*Entries supplied*
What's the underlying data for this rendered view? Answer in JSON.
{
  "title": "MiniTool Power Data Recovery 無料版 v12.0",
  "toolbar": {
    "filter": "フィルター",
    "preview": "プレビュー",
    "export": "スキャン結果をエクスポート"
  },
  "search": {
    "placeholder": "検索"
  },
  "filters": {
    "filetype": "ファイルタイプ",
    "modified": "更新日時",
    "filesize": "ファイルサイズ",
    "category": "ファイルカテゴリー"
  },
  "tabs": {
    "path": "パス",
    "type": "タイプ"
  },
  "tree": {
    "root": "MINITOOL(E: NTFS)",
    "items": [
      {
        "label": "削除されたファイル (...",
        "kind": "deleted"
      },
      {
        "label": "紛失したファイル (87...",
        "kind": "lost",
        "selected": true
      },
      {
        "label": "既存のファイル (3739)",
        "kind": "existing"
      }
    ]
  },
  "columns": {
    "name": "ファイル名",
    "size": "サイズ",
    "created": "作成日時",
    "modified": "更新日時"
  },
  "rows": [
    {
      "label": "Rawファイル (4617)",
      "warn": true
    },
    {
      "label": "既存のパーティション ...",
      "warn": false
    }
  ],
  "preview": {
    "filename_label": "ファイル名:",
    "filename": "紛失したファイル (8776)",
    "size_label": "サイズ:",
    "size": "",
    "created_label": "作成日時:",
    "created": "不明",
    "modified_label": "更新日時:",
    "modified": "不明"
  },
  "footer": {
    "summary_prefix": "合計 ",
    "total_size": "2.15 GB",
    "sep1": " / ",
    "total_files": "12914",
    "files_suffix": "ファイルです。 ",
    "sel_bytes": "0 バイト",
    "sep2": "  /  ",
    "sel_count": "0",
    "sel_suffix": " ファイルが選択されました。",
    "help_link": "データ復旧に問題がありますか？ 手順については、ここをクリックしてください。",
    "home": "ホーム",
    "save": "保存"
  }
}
...
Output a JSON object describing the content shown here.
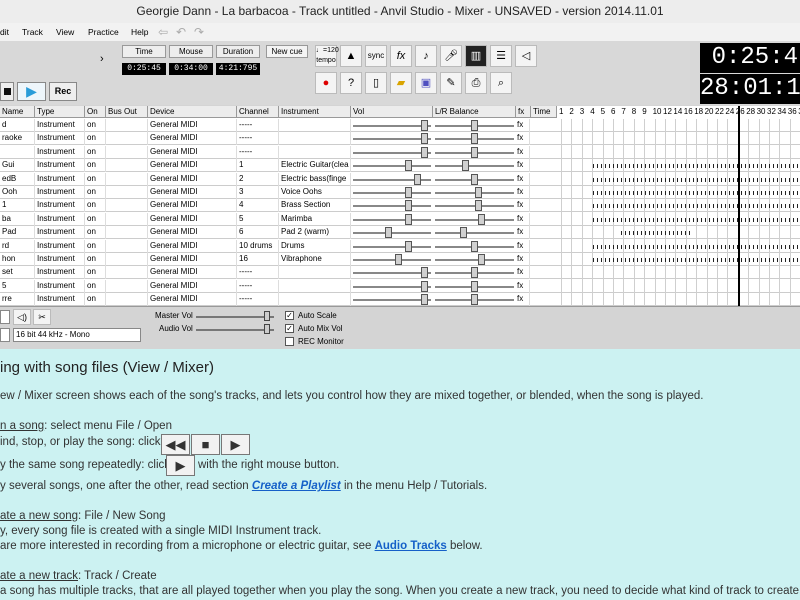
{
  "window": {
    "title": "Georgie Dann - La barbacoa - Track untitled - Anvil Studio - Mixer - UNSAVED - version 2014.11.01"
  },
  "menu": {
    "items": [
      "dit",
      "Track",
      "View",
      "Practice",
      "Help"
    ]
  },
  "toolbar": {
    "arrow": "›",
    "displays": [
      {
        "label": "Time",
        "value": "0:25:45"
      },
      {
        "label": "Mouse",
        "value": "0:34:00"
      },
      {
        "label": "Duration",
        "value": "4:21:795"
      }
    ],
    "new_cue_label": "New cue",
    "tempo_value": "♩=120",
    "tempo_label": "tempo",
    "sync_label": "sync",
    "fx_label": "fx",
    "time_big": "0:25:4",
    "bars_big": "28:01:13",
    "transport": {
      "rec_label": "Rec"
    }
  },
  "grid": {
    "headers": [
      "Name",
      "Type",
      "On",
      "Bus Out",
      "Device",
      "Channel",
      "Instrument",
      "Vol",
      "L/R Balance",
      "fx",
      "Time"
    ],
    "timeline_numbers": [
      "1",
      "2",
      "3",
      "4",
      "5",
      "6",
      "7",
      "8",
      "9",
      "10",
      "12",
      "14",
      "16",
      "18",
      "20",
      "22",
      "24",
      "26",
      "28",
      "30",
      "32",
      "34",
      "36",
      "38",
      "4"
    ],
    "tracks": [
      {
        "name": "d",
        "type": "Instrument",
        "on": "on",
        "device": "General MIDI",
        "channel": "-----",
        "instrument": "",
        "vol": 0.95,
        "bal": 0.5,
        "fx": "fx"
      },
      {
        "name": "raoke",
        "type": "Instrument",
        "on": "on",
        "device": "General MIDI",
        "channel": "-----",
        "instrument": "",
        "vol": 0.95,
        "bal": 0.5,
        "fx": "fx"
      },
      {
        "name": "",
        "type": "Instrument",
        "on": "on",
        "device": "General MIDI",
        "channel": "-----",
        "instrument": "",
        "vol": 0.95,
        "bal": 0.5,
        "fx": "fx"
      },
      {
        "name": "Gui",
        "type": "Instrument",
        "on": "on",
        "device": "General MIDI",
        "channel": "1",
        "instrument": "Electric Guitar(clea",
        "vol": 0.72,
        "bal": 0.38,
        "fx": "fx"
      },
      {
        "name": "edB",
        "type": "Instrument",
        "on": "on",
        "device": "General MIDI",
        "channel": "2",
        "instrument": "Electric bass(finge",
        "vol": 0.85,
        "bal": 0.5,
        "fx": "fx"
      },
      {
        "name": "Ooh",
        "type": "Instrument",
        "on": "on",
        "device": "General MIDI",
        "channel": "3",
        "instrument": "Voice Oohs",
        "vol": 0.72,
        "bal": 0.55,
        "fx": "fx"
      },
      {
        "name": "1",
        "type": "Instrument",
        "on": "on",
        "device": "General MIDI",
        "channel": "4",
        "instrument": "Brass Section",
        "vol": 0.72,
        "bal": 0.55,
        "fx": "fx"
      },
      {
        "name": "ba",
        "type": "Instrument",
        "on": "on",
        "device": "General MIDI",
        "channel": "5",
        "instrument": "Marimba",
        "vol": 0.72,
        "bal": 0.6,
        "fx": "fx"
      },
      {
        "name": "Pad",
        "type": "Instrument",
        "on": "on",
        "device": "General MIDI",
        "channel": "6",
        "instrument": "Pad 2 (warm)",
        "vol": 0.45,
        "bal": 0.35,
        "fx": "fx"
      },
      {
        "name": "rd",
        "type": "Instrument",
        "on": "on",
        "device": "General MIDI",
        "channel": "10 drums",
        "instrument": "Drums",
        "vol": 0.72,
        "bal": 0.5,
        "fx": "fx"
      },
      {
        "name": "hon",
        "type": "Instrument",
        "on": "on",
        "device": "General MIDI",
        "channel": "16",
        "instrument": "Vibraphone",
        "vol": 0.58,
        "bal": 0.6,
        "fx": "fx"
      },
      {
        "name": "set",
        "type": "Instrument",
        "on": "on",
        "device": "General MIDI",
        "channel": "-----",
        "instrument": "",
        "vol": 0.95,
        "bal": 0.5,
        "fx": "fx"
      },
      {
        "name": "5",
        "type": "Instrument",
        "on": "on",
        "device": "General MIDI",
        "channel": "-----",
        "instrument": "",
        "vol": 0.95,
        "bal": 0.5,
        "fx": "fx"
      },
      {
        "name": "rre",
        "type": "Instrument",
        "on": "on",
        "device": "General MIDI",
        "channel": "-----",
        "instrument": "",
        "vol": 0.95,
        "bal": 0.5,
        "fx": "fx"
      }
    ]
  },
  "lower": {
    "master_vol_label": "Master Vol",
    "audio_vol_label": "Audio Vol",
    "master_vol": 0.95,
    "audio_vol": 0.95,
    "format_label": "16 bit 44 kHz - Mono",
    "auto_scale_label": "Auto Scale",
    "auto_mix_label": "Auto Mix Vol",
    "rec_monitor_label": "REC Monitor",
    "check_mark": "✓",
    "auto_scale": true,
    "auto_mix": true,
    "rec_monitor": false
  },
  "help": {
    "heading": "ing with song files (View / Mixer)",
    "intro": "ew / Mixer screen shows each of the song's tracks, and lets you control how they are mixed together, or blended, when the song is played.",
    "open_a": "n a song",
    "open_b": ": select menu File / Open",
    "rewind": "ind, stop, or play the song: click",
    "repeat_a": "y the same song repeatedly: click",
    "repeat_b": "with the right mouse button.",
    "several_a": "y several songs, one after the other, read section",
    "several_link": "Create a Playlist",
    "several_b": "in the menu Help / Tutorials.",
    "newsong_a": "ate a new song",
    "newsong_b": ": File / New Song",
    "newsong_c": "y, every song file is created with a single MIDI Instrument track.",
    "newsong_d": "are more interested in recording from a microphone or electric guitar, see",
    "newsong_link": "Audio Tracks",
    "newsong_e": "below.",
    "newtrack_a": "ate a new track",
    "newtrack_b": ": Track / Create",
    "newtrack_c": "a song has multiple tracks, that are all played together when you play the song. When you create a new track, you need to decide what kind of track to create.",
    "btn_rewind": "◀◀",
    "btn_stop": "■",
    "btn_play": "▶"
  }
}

*Instructions to follow*
Note every line above where the string "紛失したファイル" shows up, and copy those lines.

*Exercise output*
        "label": "紛失したファイル (87...",
    "filename": "紛失したファイル (8776)",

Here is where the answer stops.